- [Task material]
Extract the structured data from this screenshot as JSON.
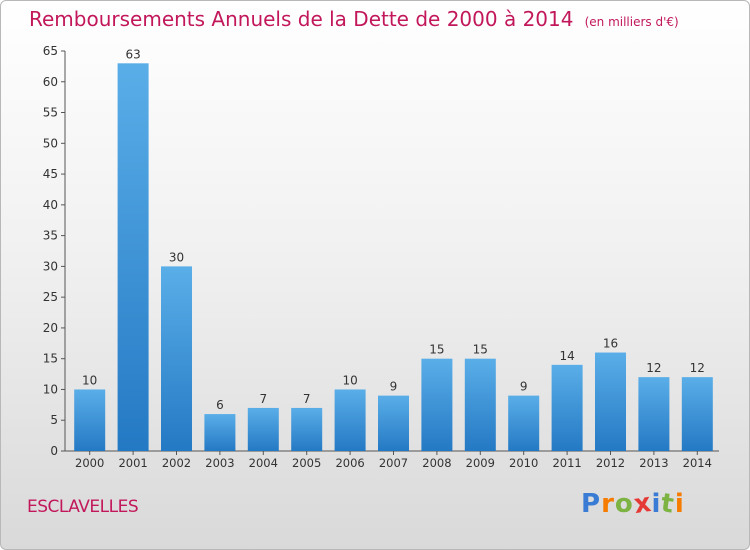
{
  "title": "Remboursements Annuels de la Dette de 2000 à 2014",
  "unit_note": "(en milliers d'€)",
  "commune": "ESCLAVELLES",
  "logo": {
    "text": "Proxiti",
    "colors": [
      "#3a7bd5",
      "#f57c00",
      "#7cb342",
      "#e53935",
      "#3a7bd5",
      "#7cb342",
      "#f57c00"
    ]
  },
  "chart_data": {
    "type": "bar",
    "categories": [
      "2000",
      "2001",
      "2002",
      "2003",
      "2004",
      "2005",
      "2006",
      "2007",
      "2008",
      "2009",
      "2010",
      "2011",
      "2012",
      "2013",
      "2014"
    ],
    "values": [
      10,
      63,
      30,
      6,
      7,
      7,
      10,
      9,
      15,
      15,
      9,
      14,
      16,
      12,
      12
    ],
    "ylim": [
      0,
      65
    ],
    "yticks": [
      0,
      5,
      10,
      15,
      20,
      25,
      30,
      35,
      40,
      45,
      50,
      55,
      60,
      65
    ],
    "grid": false,
    "colors": {
      "bar_light": "#5aaee8",
      "bar_dark": "#2479c4",
      "axis": "#555555",
      "text": "#333333",
      "title": "#c2185b"
    }
  }
}
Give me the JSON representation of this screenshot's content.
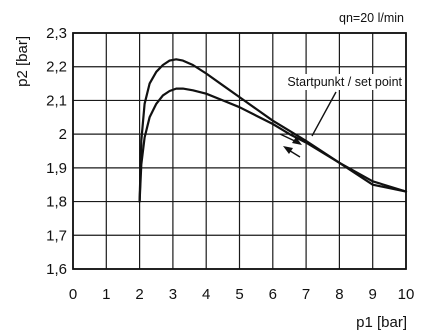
{
  "chart_data": {
    "type": "line",
    "annotation": "qn=20 l/min",
    "callout": "Startpunkt / set point",
    "xlabel": "p1 [bar]",
    "ylabel": "p2 [bar]",
    "xlim": [
      0,
      10
    ],
    "ylim": [
      1.6,
      2.3
    ],
    "x_ticks": [
      "0",
      "1",
      "2",
      "3",
      "4",
      "5",
      "6",
      "7",
      "8",
      "9",
      "10"
    ],
    "y_ticks": [
      "1,6",
      "1,7",
      "1,8",
      "1,9",
      "2",
      "2,1",
      "2,2",
      "2,3"
    ],
    "y_tick_values": [
      1.6,
      1.7,
      1.8,
      1.9,
      2.0,
      2.1,
      2.2,
      2.3
    ],
    "grid": true,
    "series": [
      {
        "x": [
          2.0,
          2.05,
          2.15,
          2.3,
          2.5,
          2.7,
          2.9,
          3.1,
          3.3,
          3.6,
          4.0,
          4.5,
          5.0,
          5.5,
          6.0,
          6.5,
          7.0,
          8.0,
          9.0,
          10.0
        ],
        "y": [
          1.8,
          1.98,
          2.09,
          2.15,
          2.185,
          2.205,
          2.218,
          2.222,
          2.218,
          2.205,
          2.18,
          2.145,
          2.11,
          2.075,
          2.04,
          2.01,
          1.98,
          1.915,
          1.85,
          1.83
        ]
      },
      {
        "x": [
          2.0,
          2.05,
          2.15,
          2.3,
          2.5,
          2.7,
          2.9,
          3.1,
          3.3,
          3.6,
          4.0,
          4.5,
          5.0,
          5.5,
          6.0,
          6.5,
          7.0,
          8.0,
          9.0,
          10.0
        ],
        "y": [
          1.8,
          1.91,
          1.99,
          2.05,
          2.09,
          2.115,
          2.128,
          2.135,
          2.135,
          2.13,
          2.12,
          2.1,
          2.08,
          2.055,
          2.03,
          2.0,
          1.975,
          1.915,
          1.86,
          1.83
        ]
      }
    ]
  }
}
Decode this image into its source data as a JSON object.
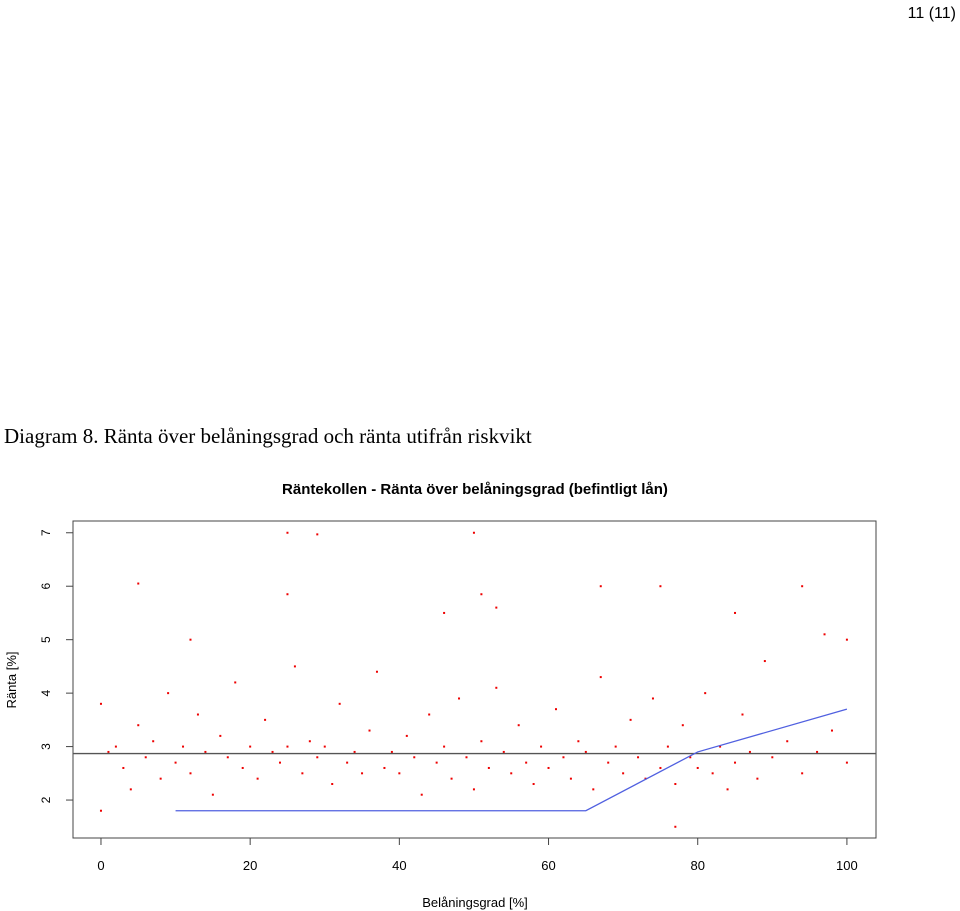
{
  "header": {
    "page": "11 (11)"
  },
  "caption": "Diagram 8. Ränta över belåningsgrad och ränta utifrån riskvikt",
  "chart_data": {
    "type": "scatter",
    "title": "Räntekollen - Ränta över belåningsgrad (befintligt lån)",
    "x_label": "Belåningsgrad [%]",
    "y_label": "Ränta [%]",
    "xlim": [
      -3.75,
      103.9
    ],
    "ylim": [
      1.29,
      7.22
    ],
    "xticks": [
      0,
      20,
      40,
      60,
      80,
      100
    ],
    "yticks": [
      2,
      3,
      4,
      5,
      6,
      7
    ],
    "color": "#ee0000",
    "x": [
      1,
      2,
      3,
      4,
      5,
      6,
      7,
      8,
      9,
      10,
      11,
      12,
      13,
      14,
      15,
      16,
      17,
      18,
      19,
      20,
      21,
      22,
      23,
      24,
      25,
      26,
      27,
      28,
      29,
      30,
      31,
      32,
      33,
      34,
      35,
      36,
      37,
      38,
      39,
      40,
      41,
      42,
      43,
      44,
      45,
      46,
      47,
      48,
      49,
      50,
      51,
      52,
      53,
      54,
      55,
      56,
      57,
      58,
      59,
      60,
      61,
      62,
      63,
      64,
      65,
      66,
      67,
      68,
      69,
      70,
      71,
      72,
      73,
      74,
      75,
      76,
      77,
      78,
      79,
      80,
      81,
      82,
      83,
      84,
      85,
      86,
      87,
      88,
      89,
      90,
      92,
      94,
      96,
      98,
      100,
      5,
      25,
      29,
      50,
      67,
      94,
      25,
      51,
      53,
      46,
      85,
      97,
      100,
      12,
      77,
      0,
      0,
      75
    ],
    "y": [
      2.9,
      3.0,
      2.6,
      2.2,
      3.4,
      2.8,
      3.1,
      2.4,
      4.0,
      2.7,
      3.0,
      2.5,
      3.6,
      2.9,
      2.1,
      3.2,
      2.8,
      4.2,
      2.6,
      3.0,
      2.4,
      3.5,
      2.9,
      2.7,
      3.0,
      4.5,
      2.5,
      3.1,
      2.8,
      3.0,
      2.3,
      3.8,
      2.7,
      2.9,
      2.5,
      3.3,
      4.4,
      2.6,
      2.9,
      2.5,
      3.2,
      2.8,
      2.1,
      3.6,
      2.7,
      3.0,
      2.4,
      3.9,
      2.8,
      2.2,
      3.1,
      2.6,
      4.1,
      2.9,
      2.5,
      3.4,
      2.7,
      2.3,
      3.0,
      2.6,
      3.7,
      2.8,
      2.4,
      3.1,
      2.9,
      2.2,
      4.3,
      2.7,
      3.0,
      2.5,
      3.5,
      2.8,
      2.4,
      3.9,
      2.6,
      3.0,
      2.3,
      3.4,
      2.8,
      2.6,
      4.0,
      2.5,
      3.0,
      2.2,
      2.7,
      3.6,
      2.9,
      2.4,
      4.6,
      2.8,
      3.1,
      2.5,
      2.9,
      3.3,
      2.7,
      6.05,
      7,
      6.97,
      7,
      6,
      6,
      5.85,
      5.85,
      5.6,
      5.5,
      5.5,
      5.1,
      5,
      5,
      1.5,
      3.8,
      1.8,
      6
    ],
    "reference_line": {
      "y": 2.87,
      "color": "#555555"
    },
    "fit_line": {
      "color": "#5060e0",
      "x": [
        10,
        65,
        80,
        100
      ],
      "y": [
        1.8,
        1.8,
        2.9,
        3.7
      ]
    }
  }
}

- [Task to carry out]
Restate the data above word for word. Skip every picture.

- [Solution to the exercise]
Extract the structured data from this screenshot as JSON.
{
  "title": "Remboursements Annuels de la Dette de 2000 à 2014",
  "unit_note": "(en milliers d'€)",
  "commune": "ESCLAVELLES",
  "logo": {
    "text": "Proxiti",
    "colors": [
      "#3a7bd5",
      "#f57c00",
      "#7cb342",
      "#e53935",
      "#3a7bd5",
      "#7cb342",
      "#f57c00"
    ]
  },
  "chart_data": {
    "type": "bar",
    "categories": [
      "2000",
      "2001",
      "2002",
      "2003",
      "2004",
      "2005",
      "2006",
      "2007",
      "2008",
      "2009",
      "2010",
      "2011",
      "2012",
      "2013",
      "2014"
    ],
    "values": [
      10,
      63,
      30,
      6,
      7,
      7,
      10,
      9,
      15,
      15,
      9,
      14,
      16,
      12,
      12
    ],
    "ylim": [
      0,
      65
    ],
    "yticks": [
      0,
      5,
      10,
      15,
      20,
      25,
      30,
      35,
      40,
      45,
      50,
      55,
      60,
      65
    ],
    "grid": false,
    "colors": {
      "bar_light": "#5aaee8",
      "bar_dark": "#2479c4",
      "axis": "#555555",
      "text": "#333333",
      "title": "#c2185b"
    }
  }
}
Give me the JSON representation of this screenshot's content.
{
  "chart_data": {
    "type": "line",
    "annotation": "qn=20 l/min",
    "callout": "Startpunkt / set point",
    "xlabel": "p1 [bar]",
    "ylabel": "p2 [bar]",
    "xlim": [
      0,
      10
    ],
    "ylim": [
      1.6,
      2.3
    ],
    "x_ticks": [
      "0",
      "1",
      "2",
      "3",
      "4",
      "5",
      "6",
      "7",
      "8",
      "9",
      "10"
    ],
    "y_ticks": [
      "1,6",
      "1,7",
      "1,8",
      "1,9",
      "2",
      "2,1",
      "2,2",
      "2,3"
    ],
    "y_tick_values": [
      1.6,
      1.7,
      1.8,
      1.9,
      2.0,
      2.1,
      2.2,
      2.3
    ],
    "grid": true,
    "series": [
      {
        "x": [
          2.0,
          2.05,
          2.15,
          2.3,
          2.5,
          2.7,
          2.9,
          3.1,
          3.3,
          3.6,
          4.0,
          4.5,
          5.0,
          5.5,
          6.0,
          6.5,
          7.0,
          8.0,
          9.0,
          10.0
        ],
        "y": [
          1.8,
          1.98,
          2.09,
          2.15,
          2.185,
          2.205,
          2.218,
          2.222,
          2.218,
          2.205,
          2.18,
          2.145,
          2.11,
          2.075,
          2.04,
          2.01,
          1.98,
          1.915,
          1.85,
          1.83
        ]
      },
      {
        "x": [
          2.0,
          2.05,
          2.15,
          2.3,
          2.5,
          2.7,
          2.9,
          3.1,
          3.3,
          3.6,
          4.0,
          4.5,
          5.0,
          5.5,
          6.0,
          6.5,
          7.0,
          8.0,
          9.0,
          10.0
        ],
        "y": [
          1.8,
          1.91,
          1.99,
          2.05,
          2.09,
          2.115,
          2.128,
          2.135,
          2.135,
          2.13,
          2.12,
          2.1,
          2.08,
          2.055,
          2.03,
          2.0,
          1.975,
          1.915,
          1.86,
          1.83
        ]
      }
    ]
  }
}
Decode this image into its source data as a JSON object.
{
  "header": {
    "page": "11 (11)"
  },
  "caption": "Diagram 8. Ränta över belåningsgrad och ränta utifrån riskvikt",
  "chart_data": {
    "type": "scatter",
    "title": "Räntekollen - Ränta över belåningsgrad (befintligt lån)",
    "x_label": "Belåningsgrad [%]",
    "y_label": "Ränta [%]",
    "xlim": [
      -3.75,
      103.9
    ],
    "ylim": [
      1.29,
      7.22
    ],
    "xticks": [
      0,
      20,
      40,
      60,
      80,
      100
    ],
    "yticks": [
      2,
      3,
      4,
      5,
      6,
      7
    ],
    "color": "#ee0000",
    "x": [
      1,
      2,
      3,
      4,
      5,
      6,
      7,
      8,
      9,
      10,
      11,
      12,
      13,
      14,
      15,
      16,
      17,
      18,
      19,
      20,
      21,
      22,
      23,
      24,
      25,
      26,
      27,
      28,
      29,
      30,
      31,
      32,
      33,
      34,
      35,
      36,
      37,
      38,
      39,
      40,
      41,
      42,
      43,
      44,
      45,
      46,
      47,
      48,
      49,
      50,
      51,
      52,
      53,
      54,
      55,
      56,
      57,
      58,
      59,
      60,
      61,
      62,
      63,
      64,
      65,
      66,
      67,
      68,
      69,
      70,
      71,
      72,
      73,
      74,
      75,
      76,
      77,
      78,
      79,
      80,
      81,
      82,
      83,
      84,
      85,
      86,
      87,
      88,
      89,
      90,
      92,
      94,
      96,
      98,
      100,
      5,
      25,
      29,
      50,
      67,
      94,
      25,
      51,
      53,
      46,
      85,
      97,
      100,
      12,
      77,
      0,
      0,
      75
    ],
    "y": [
      2.9,
      3.0,
      2.6,
      2.2,
      3.4,
      2.8,
      3.1,
      2.4,
      4.0,
      2.7,
      3.0,
      2.5,
      3.6,
      2.9,
      2.1,
      3.2,
      2.8,
      4.2,
      2.6,
      3.0,
      2.4,
      3.5,
      2.9,
      2.7,
      3.0,
      4.5,
      2.5,
      3.1,
      2.8,
      3.0,
      2.3,
      3.8,
      2.7,
      2.9,
      2.5,
      3.3,
      4.4,
      2.6,
      2.9,
      2.5,
      3.2,
      2.8,
      2.1,
      3.6,
      2.7,
      3.0,
      2.4,
      3.9,
      2.8,
      2.2,
      3.1,
      2.6,
      4.1,
      2.9,
      2.5,
      3.4,
      2.7,
      2.3,
      3.0,
      2.6,
      3.7,
      2.8,
      2.4,
      3.1,
      2.9,
      2.2,
      4.3,
      2.7,
      3.0,
      2.5,
      3.5,
      2.8,
      2.4,
      3.9,
      2.6,
      3.0,
      2.3,
      3.4,
      2.8,
      2.6,
      4.0,
      2.5,
      3.0,
      2.2,
      2.7,
      3.6,
      2.9,
      2.4,
      4.6,
      2.8,
      3.1,
      2.5,
      2.9,
      3.3,
      2.7,
      6.05,
      7,
      6.97,
      7,
      6,
      6,
      5.85,
      5.85,
      5.6,
      5.5,
      5.5,
      5.1,
      5,
      5,
      1.5,
      3.8,
      1.8,
      6
    ],
    "reference_line": {
      "y": 2.87,
      "color": "#555555"
    },
    "fit_line": {
      "color": "#5060e0",
      "x": [
        10,
        65,
        80,
        100
      ],
      "y": [
        1.8,
        1.8,
        2.9,
        3.7
      ]
    }
  }
}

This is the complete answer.